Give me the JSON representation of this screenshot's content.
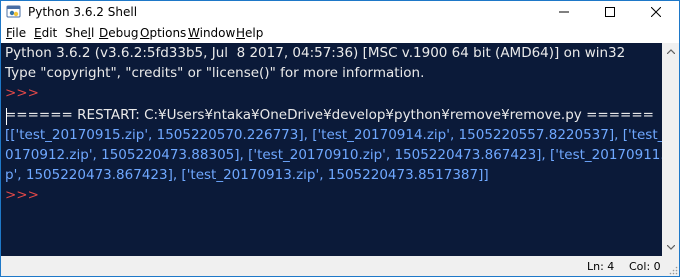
{
  "window": {
    "title": "Python 3.6.2 Shell",
    "minimize_icon": "minimize-icon",
    "maximize_icon": "maximize-icon",
    "close_icon": "close-icon",
    "frame_color": "#1e78c8"
  },
  "menu": {
    "items": [
      {
        "key": "F",
        "rest": "ile"
      },
      {
        "key": "E",
        "rest": "dit"
      },
      {
        "key": "",
        "pre": "She",
        "key2": "l",
        "rest": "l"
      },
      {
        "key": "D",
        "rest": "ebug"
      },
      {
        "key": "O",
        "rest": "ptions"
      },
      {
        "key": "W",
        "rest": "indow"
      },
      {
        "key": "H",
        "rest": "elp"
      }
    ]
  },
  "shell": {
    "background": "#0b1a39",
    "prompt_color": "#e04848",
    "result_color": "#6fa8ff",
    "banner_line1": "Python 3.6.2 (v3.6.2:5fd33b5, Jul  8 2017, 04:57:36) [MSC v.1900 64 bit (AMD64)] on win32",
    "banner_line2": "Type \"copyright\", \"credits\" or \"license()\" for more information.",
    "prompt1": ">>> ",
    "restart_line": "====== RESTART: C:¥Users¥ntaka¥OneDrive¥develop¥python¥remove¥remove.py ======",
    "result_line1": "[['test_20170915.zip', 1505220570.226773], ['test_20170914.zip', 1505220557.8220537], ['test_2",
    "result_line2": "0170912.zip', 1505220473.88305], ['test_20170910.zip', 1505220473.867423], ['test_20170911.zi",
    "result_line3": "p', 1505220473.867423], ['test_20170913.zip', 1505220473.8517387]]",
    "prompt2": ">>> "
  },
  "status": {
    "line": "Ln: 4",
    "col": "Col: 0"
  }
}
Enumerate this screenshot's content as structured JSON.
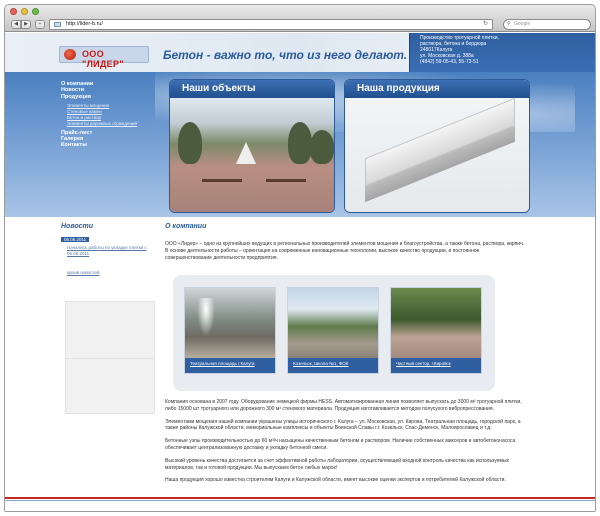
{
  "browser": {
    "url": "http://lider-b.ru/",
    "search_placeholder": "Google",
    "reload_glyph": "↻",
    "back_glyph": "◀",
    "forward_glyph": "▶",
    "add_glyph": "+"
  },
  "header": {
    "logo_text": "ООО \"ЛИДЕР\"",
    "slogan": "Бетон - важно то, что из него делают.",
    "contacts": [
      "Производство тротуарной плитки,",
      "раствора, бетона и бордюра",
      "248017Калуга",
      "ул. Московская д. 388a",
      "(4842) 59-05-43, 55-73-51"
    ]
  },
  "menu": [
    {
      "label": "О компании",
      "sub": false
    },
    {
      "label": "Новости",
      "sub": false
    },
    {
      "label": "Продукция",
      "sub": false
    },
    {
      "label": "Элементы мощения",
      "sub": true
    },
    {
      "label": "Стеновые камни",
      "sub": true
    },
    {
      "label": "Бетон и раствор",
      "sub": true
    },
    {
      "label": "Элементы дорожных ограждений",
      "sub": true
    },
    {
      "label": "Прайс-лист",
      "sub": false
    },
    {
      "label": "Галерея",
      "sub": false
    },
    {
      "label": "Контакты",
      "sub": false
    }
  ],
  "panels": {
    "objects_title": "Наши объекты",
    "products_title": "Наша продукция"
  },
  "news": {
    "title": "Новости",
    "date": "06.06.2011",
    "item_text": "Начались работы по укладке плитки с 06.06.2011",
    "all_link": "архив новостей"
  },
  "about": {
    "title": "О компании",
    "intro": "ООО «Лидер» – одно из крупнейших ведущих в региональных производителей элементов мощения и благоустройства, а также бетона, раствора, кирпич. В основе деятельности работы – ориентация на современные инновационные технологии, высокое качество продукции, и постоянное совершенствование деятельности предприятия."
  },
  "gallery": [
    {
      "caption": "Театральная площадь г.Калуга"
    },
    {
      "caption": "Козельск, Школа №1, ФОК"
    },
    {
      "caption": "Частный сектор, г.Кировск"
    }
  ],
  "body_paragraphs": [
    "Компания основана в 2007 году. Оборудование немецкой фирмы HESS. Автоматизированная линия позволяет выпускать до 3000 м² тротуарной плитки, либо 15000 шт тротуарного или дорожного 300 м³ стенового материала. Продукция изготавливается методом полусухого вибропрессования.",
    "Элементами мощения нашей компании украшены улицы исторического г. Калуга – ул. Московская, ул. Кирова, Театральная площадь, городской парк, а также районы Калужской области, мемориальные комплексы и объекты Воинской Славы г.г. Козельск, Спас-Деменск, Малоярославец и т.д.",
    "Бетонные узлы производительностью до 60 м³/ч насыщены качественным бетоном и раствором. Наличие собственных миксеров и автобетононасоса обеспечивает централизованную доставку и укладку бетонной смеси.",
    "Высокий уровень качества достигается за счет эффективной работы лаборатории, осуществляющей входной контроль качества как используемых материалов, так и готовой продукции. Мы выпускаем бетон любых марок!",
    "Наша продукция хорошо известна строителям Калуги и Калужской области, имеет высокие оценки экспертов и потребителей Калужской области."
  ]
}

# EXERCISE BRIEF
List the lines of the records where "this" occurs.

# THE OUTPUT
Give me the JSON representation of this screenshot's content.
Enumerate this screenshot's content as structured JSON.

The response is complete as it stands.